# What you will do
Transcribe the listing verbatim. Do not carry over any pictures.
────────
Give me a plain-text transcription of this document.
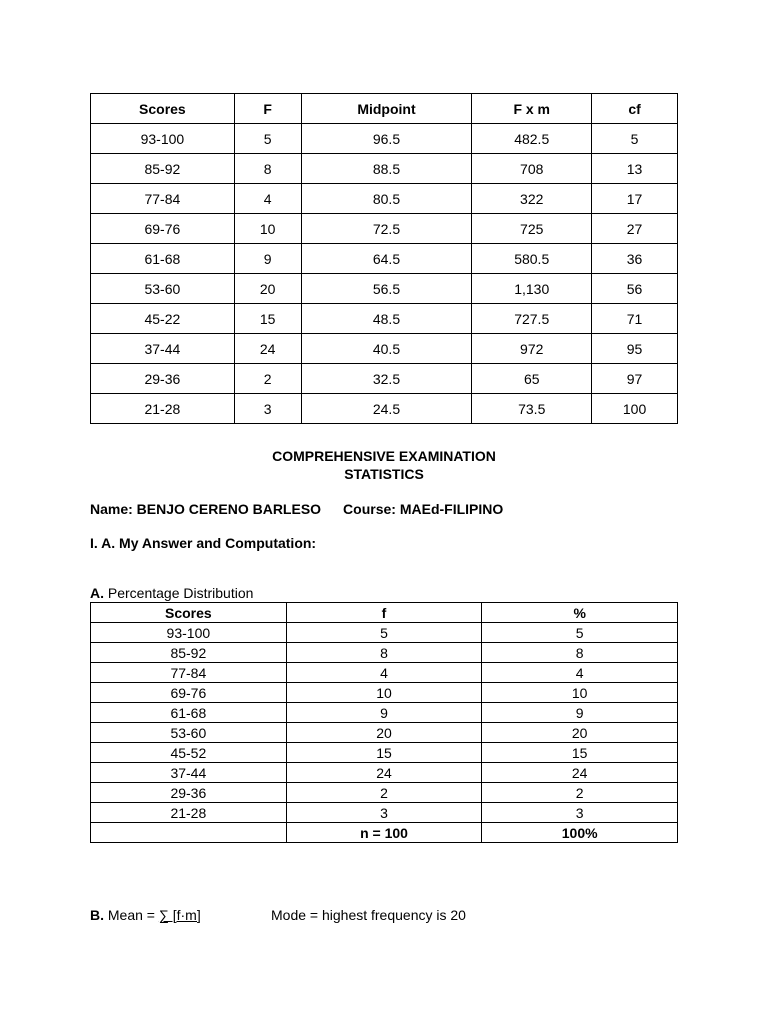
Scores	F	Midpoint	F x m	cf
93-100	5	96.5	482.5	5
85-92	8	88.5	708	13
77-84	4	80.5	322	17
69-76	10	72.5	725	27
61-68	9	64.5	580.5	36
53-60	20	56.5	1,130	56
45-22	15	48.5	727.5	71
37-44	24	40.5	972	95
29-36	2	32.5	65	97
21-28	3	24.5	73.5	100
COMPREHENSIVE EXAMINATION
STATISTICS
Name: BENJO CERENO BARLESO Course: MAEd-FILIPINO
I. A. My Answer and Computation:
A. Percentage Distribution
Scores	f	%
93-100	5	5
85-92	8	8
77-84	4	4
69-76	10	10
61-68	9	9
53-60	20	20
45-52	15	15
37-44	24	24
29-36	2	2
21-28	3	3
	n = 100	100%
B. Mean = ∑ [f·m]	Mode = highest frequency is 20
────────
# Exercise solution
Give me a plain-text transcription of this document.
Scores	F	Midpoint	F x m	cf
93-100	5	96.5	482.5	5
85-92	8	88.5	708	13
77-84	4	80.5	322	17
69-76	10	72.5	725	27
61-68	9	64.5	580.5	36
53-60	20	56.5	1,130	56
45-22	15	48.5	727.5	71
37-44	24	40.5	972	95
29-36	2	32.5	65	97
21-28	3	24.5	73.5	100
COMPREHENSIVE EXAMINATION
STATISTICS
Name: BENJO CERENO BARLESO Course: MAEd-FILIPINO
I. A. My Answer and Computation:
A. Percentage Distribution
Scores	f	%
93-100	5	5
85-92	8	8
77-84	4	4
69-76	10	10
61-68	9	9
53-60	20	20
45-52	15	15
37-44	24	24
29-36	2	2
21-28	3	3
	n = 100	100%
B. Mean = ∑ [f·m]	Mode = highest frequency is 20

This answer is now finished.